Records from a collection of figures
════
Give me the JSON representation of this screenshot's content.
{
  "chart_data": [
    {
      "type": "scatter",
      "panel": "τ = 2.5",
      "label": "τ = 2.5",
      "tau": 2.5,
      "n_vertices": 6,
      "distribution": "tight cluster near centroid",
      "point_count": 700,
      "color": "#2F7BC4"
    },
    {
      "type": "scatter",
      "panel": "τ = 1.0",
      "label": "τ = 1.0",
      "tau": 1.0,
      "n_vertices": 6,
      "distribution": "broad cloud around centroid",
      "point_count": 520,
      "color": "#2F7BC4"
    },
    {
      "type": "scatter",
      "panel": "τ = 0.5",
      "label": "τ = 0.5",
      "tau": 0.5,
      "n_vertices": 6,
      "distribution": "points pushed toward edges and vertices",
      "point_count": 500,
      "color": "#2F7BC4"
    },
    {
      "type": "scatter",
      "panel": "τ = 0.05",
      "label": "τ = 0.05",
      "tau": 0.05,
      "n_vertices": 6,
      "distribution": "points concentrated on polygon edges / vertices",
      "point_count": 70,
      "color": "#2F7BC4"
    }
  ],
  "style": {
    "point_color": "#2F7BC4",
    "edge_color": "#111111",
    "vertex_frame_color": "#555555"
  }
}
════
§ **The request**
Copy every record exactly, with nothing added or dropped.

§ **Exercise response**
Give me the JSON representation of this screenshot's content.
{
  "chart_data": [
    {
      "type": "scatter",
      "panel": "τ = 2.5",
      "label": "τ = 2.5",
      "tau": 2.5,
      "n_vertices": 6,
      "distribution": "tight cluster near centroid",
      "point_count": 700,
      "color": "#2F7BC4"
    },
    {
      "type": "scatter",
      "panel": "τ = 1.0",
      "label": "τ = 1.0",
      "tau": 1.0,
      "n_vertices": 6,
      "distribution": "broad cloud around centroid",
      "point_count": 520,
      "color": "#2F7BC4"
    },
    {
      "type": "scatter",
      "panel": "τ = 0.5",
      "label": "τ = 0.5",
      "tau": 0.5,
      "n_vertices": 6,
      "distribution": "points pushed toward edges and vertices",
      "point_count": 500,
      "color": "#2F7BC4"
    },
    {
      "type": "scatter",
      "panel": "τ = 0.05",
      "label": "τ = 0.05",
      "tau": 0.05,
      "n_vertices": 6,
      "distribution": "points concentrated on polygon edges / vertices",
      "point_count": 70,
      "color": "#2F7BC4"
    }
  ],
  "style": {
    "point_color": "#2F7BC4",
    "edge_color": "#111111",
    "vertex_frame_color": "#555555"
  }
}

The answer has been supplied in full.